◆ What to work on
Please restate the following records word for word.

>> BEGIN

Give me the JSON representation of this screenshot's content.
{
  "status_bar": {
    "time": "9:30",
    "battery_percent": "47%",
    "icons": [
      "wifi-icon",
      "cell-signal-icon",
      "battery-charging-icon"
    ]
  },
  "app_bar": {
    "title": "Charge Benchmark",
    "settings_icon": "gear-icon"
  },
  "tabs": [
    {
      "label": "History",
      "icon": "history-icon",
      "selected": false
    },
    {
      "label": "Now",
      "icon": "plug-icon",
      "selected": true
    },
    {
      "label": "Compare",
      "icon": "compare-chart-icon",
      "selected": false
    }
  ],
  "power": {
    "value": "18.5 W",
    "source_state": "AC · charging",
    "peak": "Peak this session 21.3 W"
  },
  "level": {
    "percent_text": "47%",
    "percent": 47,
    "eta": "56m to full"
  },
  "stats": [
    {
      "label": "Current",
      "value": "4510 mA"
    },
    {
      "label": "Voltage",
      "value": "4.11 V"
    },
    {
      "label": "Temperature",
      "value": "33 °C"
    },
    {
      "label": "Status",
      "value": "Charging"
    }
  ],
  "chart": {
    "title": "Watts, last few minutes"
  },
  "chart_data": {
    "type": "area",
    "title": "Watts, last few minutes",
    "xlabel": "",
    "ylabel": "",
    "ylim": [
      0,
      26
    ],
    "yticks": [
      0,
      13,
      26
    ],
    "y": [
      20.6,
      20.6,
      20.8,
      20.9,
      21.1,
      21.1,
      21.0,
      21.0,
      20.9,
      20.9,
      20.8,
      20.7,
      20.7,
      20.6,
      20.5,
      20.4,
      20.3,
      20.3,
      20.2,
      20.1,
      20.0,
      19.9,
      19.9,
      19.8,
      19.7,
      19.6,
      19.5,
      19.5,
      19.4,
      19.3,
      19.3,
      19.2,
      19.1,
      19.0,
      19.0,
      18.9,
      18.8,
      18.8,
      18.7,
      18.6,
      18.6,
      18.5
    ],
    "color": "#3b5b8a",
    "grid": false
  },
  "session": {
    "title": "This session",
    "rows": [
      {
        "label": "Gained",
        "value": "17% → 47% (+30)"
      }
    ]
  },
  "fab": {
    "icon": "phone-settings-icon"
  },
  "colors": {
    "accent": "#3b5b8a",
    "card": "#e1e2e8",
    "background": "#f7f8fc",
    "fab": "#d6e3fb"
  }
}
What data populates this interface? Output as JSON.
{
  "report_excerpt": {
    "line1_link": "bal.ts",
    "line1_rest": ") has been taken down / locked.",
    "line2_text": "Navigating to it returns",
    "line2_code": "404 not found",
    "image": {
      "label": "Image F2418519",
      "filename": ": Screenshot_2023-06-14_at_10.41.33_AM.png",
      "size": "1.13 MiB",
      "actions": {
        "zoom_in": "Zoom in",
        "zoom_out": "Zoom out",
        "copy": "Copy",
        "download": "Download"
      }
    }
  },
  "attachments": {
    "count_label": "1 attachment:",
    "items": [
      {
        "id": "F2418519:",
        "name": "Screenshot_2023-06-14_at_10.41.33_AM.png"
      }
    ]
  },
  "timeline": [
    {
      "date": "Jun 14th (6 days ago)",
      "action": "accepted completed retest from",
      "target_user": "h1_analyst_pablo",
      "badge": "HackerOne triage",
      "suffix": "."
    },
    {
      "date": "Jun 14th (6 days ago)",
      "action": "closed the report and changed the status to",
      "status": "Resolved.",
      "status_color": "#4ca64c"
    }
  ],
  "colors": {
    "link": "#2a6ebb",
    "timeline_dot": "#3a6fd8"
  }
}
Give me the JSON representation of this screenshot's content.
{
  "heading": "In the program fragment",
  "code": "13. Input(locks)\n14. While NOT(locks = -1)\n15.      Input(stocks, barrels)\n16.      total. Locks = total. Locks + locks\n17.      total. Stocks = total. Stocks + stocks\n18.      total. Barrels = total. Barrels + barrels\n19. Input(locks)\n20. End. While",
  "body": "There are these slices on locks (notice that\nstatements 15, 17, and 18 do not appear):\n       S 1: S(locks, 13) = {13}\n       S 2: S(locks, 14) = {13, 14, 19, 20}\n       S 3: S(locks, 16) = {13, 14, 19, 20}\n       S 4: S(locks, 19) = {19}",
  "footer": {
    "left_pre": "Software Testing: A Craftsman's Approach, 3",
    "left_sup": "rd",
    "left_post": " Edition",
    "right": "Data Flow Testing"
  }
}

>> END

◆ Exercise solution
Give me the JSON representation of this screenshot's content.
{
  "status_bar": {
    "time": "9:30",
    "battery_percent": "47%",
    "icons": [
      "wifi-icon",
      "cell-signal-icon",
      "battery-charging-icon"
    ]
  },
  "app_bar": {
    "title": "Charge Benchmark",
    "settings_icon": "gear-icon"
  },
  "tabs": [
    {
      "label": "History",
      "icon": "history-icon",
      "selected": false
    },
    {
      "label": "Now",
      "icon": "plug-icon",
      "selected": true
    },
    {
      "label": "Compare",
      "icon": "compare-chart-icon",
      "selected": false
    }
  ],
  "power": {
    "value": "18.5 W",
    "source_state": "AC · charging",
    "peak": "Peak this session 21.3 W"
  },
  "level": {
    "percent_text": "47%",
    "percent": 47,
    "eta": "56m to full"
  },
  "stats": [
    {
      "label": "Current",
      "value": "4510 mA"
    },
    {
      "label": "Voltage",
      "value": "4.11 V"
    },
    {
      "label": "Temperature",
      "value": "33 °C"
    },
    {
      "label": "Status",
      "value": "Charging"
    }
  ],
  "chart": {
    "title": "Watts, last few minutes"
  },
  "chart_data": {
    "type": "area",
    "title": "Watts, last few minutes",
    "xlabel": "",
    "ylabel": "",
    "ylim": [
      0,
      26
    ],
    "yticks": [
      0,
      13,
      26
    ],
    "y": [
      20.6,
      20.6,
      20.8,
      20.9,
      21.1,
      21.1,
      21.0,
      21.0,
      20.9,
      20.9,
      20.8,
      20.7,
      20.7,
      20.6,
      20.5,
      20.4,
      20.3,
      20.3,
      20.2,
      20.1,
      20.0,
      19.9,
      19.9,
      19.8,
      19.7,
      19.6,
      19.5,
      19.5,
      19.4,
      19.3,
      19.3,
      19.2,
      19.1,
      19.0,
      19.0,
      18.9,
      18.8,
      18.8,
      18.7,
      18.6,
      18.6,
      18.5
    ],
    "color": "#3b5b8a",
    "grid": false
  },
  "session": {
    "title": "This session",
    "rows": [
      {
        "label": "Gained",
        "value": "17% → 47% (+30)"
      }
    ]
  },
  "fab": {
    "icon": "phone-settings-icon"
  },
  "colors": {
    "accent": "#3b5b8a",
    "card": "#e1e2e8",
    "background": "#f7f8fc",
    "fab": "#d6e3fb"
  }
}
What data populates this interface? Output as JSON.
{
  "report_excerpt": {
    "line1_link": "bal.ts",
    "line1_rest": ") has been taken down / locked.",
    "line2_text": "Navigating to it returns",
    "line2_code": "404 not found",
    "image": {
      "label": "Image F2418519",
      "filename": ": Screenshot_2023-06-14_at_10.41.33_AM.png",
      "size": "1.13 MiB",
      "actions": {
        "zoom_in": "Zoom in",
        "zoom_out": "Zoom out",
        "copy": "Copy",
        "download": "Download"
      }
    }
  },
  "attachments": {
    "count_label": "1 attachment:",
    "items": [
      {
        "id": "F2418519:",
        "name": "Screenshot_2023-06-14_at_10.41.33_AM.png"
      }
    ]
  },
  "timeline": [
    {
      "date": "Jun 14th (6 days ago)",
      "action": "accepted completed retest from",
      "target_user": "h1_analyst_pablo",
      "badge": "HackerOne triage",
      "suffix": "."
    },
    {
      "date": "Jun 14th (6 days ago)",
      "action": "closed the report and changed the status to",
      "status": "Resolved.",
      "status_color": "#4ca64c"
    }
  ],
  "colors": {
    "link": "#2a6ebb",
    "timeline_dot": "#3a6fd8"
  }
}
Give me the JSON representation of this screenshot's content.
{
  "heading": "In the program fragment",
  "code": "13. Input(locks)\n14. While NOT(locks = -1)\n15.      Input(stocks, barrels)\n16.      total. Locks = total. Locks + locks\n17.      total. Stocks = total. Stocks + stocks\n18.      total. Barrels = total. Barrels + barrels\n19. Input(locks)\n20. End. While",
  "body": "There are these slices on locks (notice that\nstatements 15, 17, and 18 do not appear):\n       S 1: S(locks, 13) = {13}\n       S 2: S(locks, 14) = {13, 14, 19, 20}\n       S 3: S(locks, 16) = {13, 14, 19, 20}\n       S 4: S(locks, 19) = {19}",
  "footer": {
    "left_pre": "Software Testing: A Craftsman's Approach, 3",
    "left_sup": "rd",
    "left_post": " Edition",
    "right": "Data Flow Testing"
  }
}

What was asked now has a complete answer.